Rows from a figure dataset
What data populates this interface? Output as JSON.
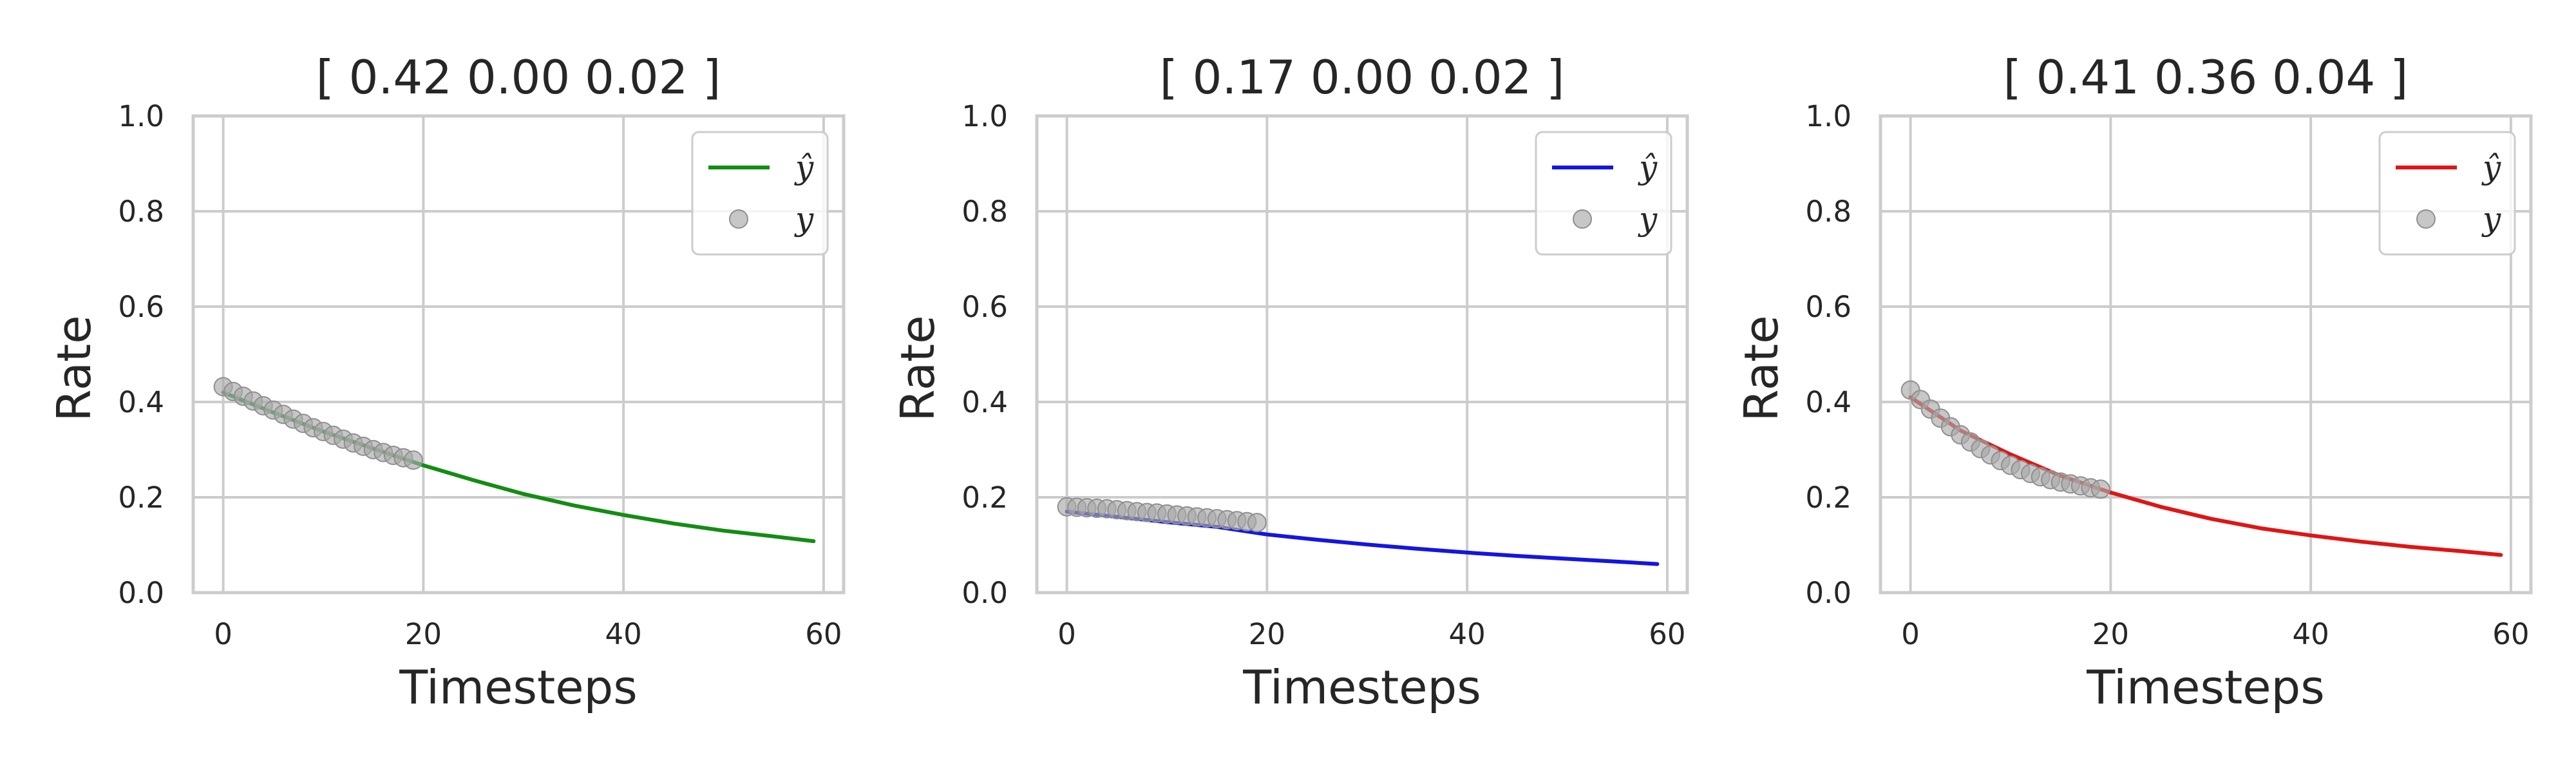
{
  "chart_data": [
    {
      "type": "line",
      "title": "[ 0.42 0.00 0.02 ]",
      "xlabel": "Timesteps",
      "ylabel": "Rate",
      "xlim": [
        -3,
        62
      ],
      "ylim": [
        0,
        1
      ],
      "xticks": [
        0,
        20,
        40,
        60
      ],
      "yticks": [
        0.0,
        0.2,
        0.4,
        0.6,
        0.8,
        1.0
      ],
      "xtick_labels": [
        "0",
        "20",
        "40",
        "60"
      ],
      "ytick_labels": [
        "0.0",
        "0.2",
        "0.4",
        "0.6",
        "0.8",
        "1.0"
      ],
      "grid": true,
      "legend": "top-right",
      "series": [
        {
          "name": "ŷ",
          "kind": "line",
          "color": "#138d13",
          "x": [
            0,
            5,
            10,
            15,
            20,
            25,
            30,
            35,
            40,
            45,
            50,
            55,
            59
          ],
          "y": [
            0.42,
            0.378,
            0.338,
            0.302,
            0.267,
            0.236,
            0.207,
            0.183,
            0.163,
            0.145,
            0.13,
            0.118,
            0.108
          ]
        },
        {
          "name": "y",
          "kind": "scatter",
          "color": "#a9a9a9",
          "x": [
            0,
            1,
            2,
            3,
            4,
            5,
            6,
            7,
            8,
            9,
            10,
            11,
            12,
            13,
            14,
            15,
            16,
            17,
            18,
            19
          ],
          "y": [
            0.432,
            0.422,
            0.412,
            0.402,
            0.392,
            0.383,
            0.374,
            0.364,
            0.355,
            0.346,
            0.338,
            0.33,
            0.322,
            0.314,
            0.307,
            0.3,
            0.294,
            0.288,
            0.283,
            0.278
          ]
        }
      ]
    },
    {
      "type": "line",
      "title": "[ 0.17 0.00 0.02 ]",
      "xlabel": "Timesteps",
      "ylabel": "Rate",
      "xlim": [
        -3,
        62
      ],
      "ylim": [
        0,
        1
      ],
      "xticks": [
        0,
        20,
        40,
        60
      ],
      "yticks": [
        0.0,
        0.2,
        0.4,
        0.6,
        0.8,
        1.0
      ],
      "xtick_labels": [
        "0",
        "20",
        "40",
        "60"
      ],
      "ytick_labels": [
        "0.0",
        "0.2",
        "0.4",
        "0.6",
        "0.8",
        "1.0"
      ],
      "grid": true,
      "legend": "top-right",
      "series": [
        {
          "name": "ŷ",
          "kind": "line",
          "color": "#1515e0",
          "x": [
            0,
            5,
            10,
            15,
            20,
            25,
            30,
            35,
            40,
            45,
            50,
            55,
            59
          ],
          "y": [
            0.17,
            0.159,
            0.148,
            0.138,
            0.122,
            0.111,
            0.101,
            0.092,
            0.084,
            0.077,
            0.071,
            0.065,
            0.06
          ]
        },
        {
          "name": "y",
          "kind": "scatter",
          "color": "#a9a9a9",
          "x": [
            0,
            1,
            2,
            3,
            4,
            5,
            6,
            7,
            8,
            9,
            10,
            11,
            12,
            13,
            14,
            15,
            16,
            17,
            18,
            19
          ],
          "y": [
            0.18,
            0.179,
            0.178,
            0.177,
            0.176,
            0.174,
            0.172,
            0.17,
            0.168,
            0.167,
            0.165,
            0.163,
            0.161,
            0.159,
            0.157,
            0.155,
            0.153,
            0.151,
            0.149,
            0.147
          ]
        }
      ]
    },
    {
      "type": "line",
      "title": "[ 0.41 0.36 0.04 ]",
      "xlabel": "Timesteps",
      "ylabel": "Rate",
      "xlim": [
        -3,
        62
      ],
      "ylim": [
        0,
        1
      ],
      "xticks": [
        0,
        20,
        40,
        60
      ],
      "yticks": [
        0.0,
        0.2,
        0.4,
        0.6,
        0.8,
        1.0
      ],
      "xtick_labels": [
        "0",
        "20",
        "40",
        "60"
      ],
      "ytick_labels": [
        "0.0",
        "0.2",
        "0.4",
        "0.6",
        "0.8",
        "1.0"
      ],
      "grid": true,
      "legend": "top-right",
      "series": [
        {
          "name": "ŷ",
          "kind": "line",
          "color": "#e01515",
          "x": [
            0,
            5,
            10,
            15,
            20,
            25,
            30,
            35,
            40,
            45,
            50,
            55,
            59
          ],
          "y": [
            0.41,
            0.34,
            0.29,
            0.245,
            0.21,
            0.18,
            0.155,
            0.135,
            0.12,
            0.107,
            0.096,
            0.087,
            0.079
          ]
        },
        {
          "name": "y",
          "kind": "scatter",
          "color": "#a9a9a9",
          "x": [
            0,
            1,
            2,
            3,
            4,
            5,
            6,
            7,
            8,
            9,
            10,
            11,
            12,
            13,
            14,
            15,
            16,
            17,
            18,
            19
          ],
          "y": [
            0.425,
            0.405,
            0.385,
            0.366,
            0.348,
            0.331,
            0.316,
            0.302,
            0.289,
            0.277,
            0.267,
            0.258,
            0.25,
            0.243,
            0.237,
            0.232,
            0.228,
            0.224,
            0.22,
            0.217
          ]
        }
      ]
    }
  ]
}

**The problem**
Repeat the listing in full and exactly. Do not include any images.

**Reply**
What data populates this interface? Output as JSON.
{
  "chart_data": [
    {
      "type": "line",
      "title": "[ 0.42 0.00 0.02 ]",
      "xlabel": "Timesteps",
      "ylabel": "Rate",
      "xlim": [
        -3,
        62
      ],
      "ylim": [
        0,
        1
      ],
      "xticks": [
        0,
        20,
        40,
        60
      ],
      "yticks": [
        0.0,
        0.2,
        0.4,
        0.6,
        0.8,
        1.0
      ],
      "xtick_labels": [
        "0",
        "20",
        "40",
        "60"
      ],
      "ytick_labels": [
        "0.0",
        "0.2",
        "0.4",
        "0.6",
        "0.8",
        "1.0"
      ],
      "grid": true,
      "legend": "top-right",
      "series": [
        {
          "name": "ŷ",
          "kind": "line",
          "color": "#138d13",
          "x": [
            0,
            5,
            10,
            15,
            20,
            25,
            30,
            35,
            40,
            45,
            50,
            55,
            59
          ],
          "y": [
            0.42,
            0.378,
            0.338,
            0.302,
            0.267,
            0.236,
            0.207,
            0.183,
            0.163,
            0.145,
            0.13,
            0.118,
            0.108
          ]
        },
        {
          "name": "y",
          "kind": "scatter",
          "color": "#a9a9a9",
          "x": [
            0,
            1,
            2,
            3,
            4,
            5,
            6,
            7,
            8,
            9,
            10,
            11,
            12,
            13,
            14,
            15,
            16,
            17,
            18,
            19
          ],
          "y": [
            0.432,
            0.422,
            0.412,
            0.402,
            0.392,
            0.383,
            0.374,
            0.364,
            0.355,
            0.346,
            0.338,
            0.33,
            0.322,
            0.314,
            0.307,
            0.3,
            0.294,
            0.288,
            0.283,
            0.278
          ]
        }
      ]
    },
    {
      "type": "line",
      "title": "[ 0.17 0.00 0.02 ]",
      "xlabel": "Timesteps",
      "ylabel": "Rate",
      "xlim": [
        -3,
        62
      ],
      "ylim": [
        0,
        1
      ],
      "xticks": [
        0,
        20,
        40,
        60
      ],
      "yticks": [
        0.0,
        0.2,
        0.4,
        0.6,
        0.8,
        1.0
      ],
      "xtick_labels": [
        "0",
        "20",
        "40",
        "60"
      ],
      "ytick_labels": [
        "0.0",
        "0.2",
        "0.4",
        "0.6",
        "0.8",
        "1.0"
      ],
      "grid": true,
      "legend": "top-right",
      "series": [
        {
          "name": "ŷ",
          "kind": "line",
          "color": "#1515e0",
          "x": [
            0,
            5,
            10,
            15,
            20,
            25,
            30,
            35,
            40,
            45,
            50,
            55,
            59
          ],
          "y": [
            0.17,
            0.159,
            0.148,
            0.138,
            0.122,
            0.111,
            0.101,
            0.092,
            0.084,
            0.077,
            0.071,
            0.065,
            0.06
          ]
        },
        {
          "name": "y",
          "kind": "scatter",
          "color": "#a9a9a9",
          "x": [
            0,
            1,
            2,
            3,
            4,
            5,
            6,
            7,
            8,
            9,
            10,
            11,
            12,
            13,
            14,
            15,
            16,
            17,
            18,
            19
          ],
          "y": [
            0.18,
            0.179,
            0.178,
            0.177,
            0.176,
            0.174,
            0.172,
            0.17,
            0.168,
            0.167,
            0.165,
            0.163,
            0.161,
            0.159,
            0.157,
            0.155,
            0.153,
            0.151,
            0.149,
            0.147
          ]
        }
      ]
    },
    {
      "type": "line",
      "title": "[ 0.41 0.36 0.04 ]",
      "xlabel": "Timesteps",
      "ylabel": "Rate",
      "xlim": [
        -3,
        62
      ],
      "ylim": [
        0,
        1
      ],
      "xticks": [
        0,
        20,
        40,
        60
      ],
      "yticks": [
        0.0,
        0.2,
        0.4,
        0.6,
        0.8,
        1.0
      ],
      "xtick_labels": [
        "0",
        "20",
        "40",
        "60"
      ],
      "ytick_labels": [
        "0.0",
        "0.2",
        "0.4",
        "0.6",
        "0.8",
        "1.0"
      ],
      "grid": true,
      "legend": "top-right",
      "series": [
        {
          "name": "ŷ",
          "kind": "line",
          "color": "#e01515",
          "x": [
            0,
            5,
            10,
            15,
            20,
            25,
            30,
            35,
            40,
            45,
            50,
            55,
            59
          ],
          "y": [
            0.41,
            0.34,
            0.29,
            0.245,
            0.21,
            0.18,
            0.155,
            0.135,
            0.12,
            0.107,
            0.096,
            0.087,
            0.079
          ]
        },
        {
          "name": "y",
          "kind": "scatter",
          "color": "#a9a9a9",
          "x": [
            0,
            1,
            2,
            3,
            4,
            5,
            6,
            7,
            8,
            9,
            10,
            11,
            12,
            13,
            14,
            15,
            16,
            17,
            18,
            19
          ],
          "y": [
            0.425,
            0.405,
            0.385,
            0.366,
            0.348,
            0.331,
            0.316,
            0.302,
            0.289,
            0.277,
            0.267,
            0.258,
            0.25,
            0.243,
            0.237,
            0.232,
            0.228,
            0.224,
            0.22,
            0.217
          ]
        }
      ]
    }
  ]
}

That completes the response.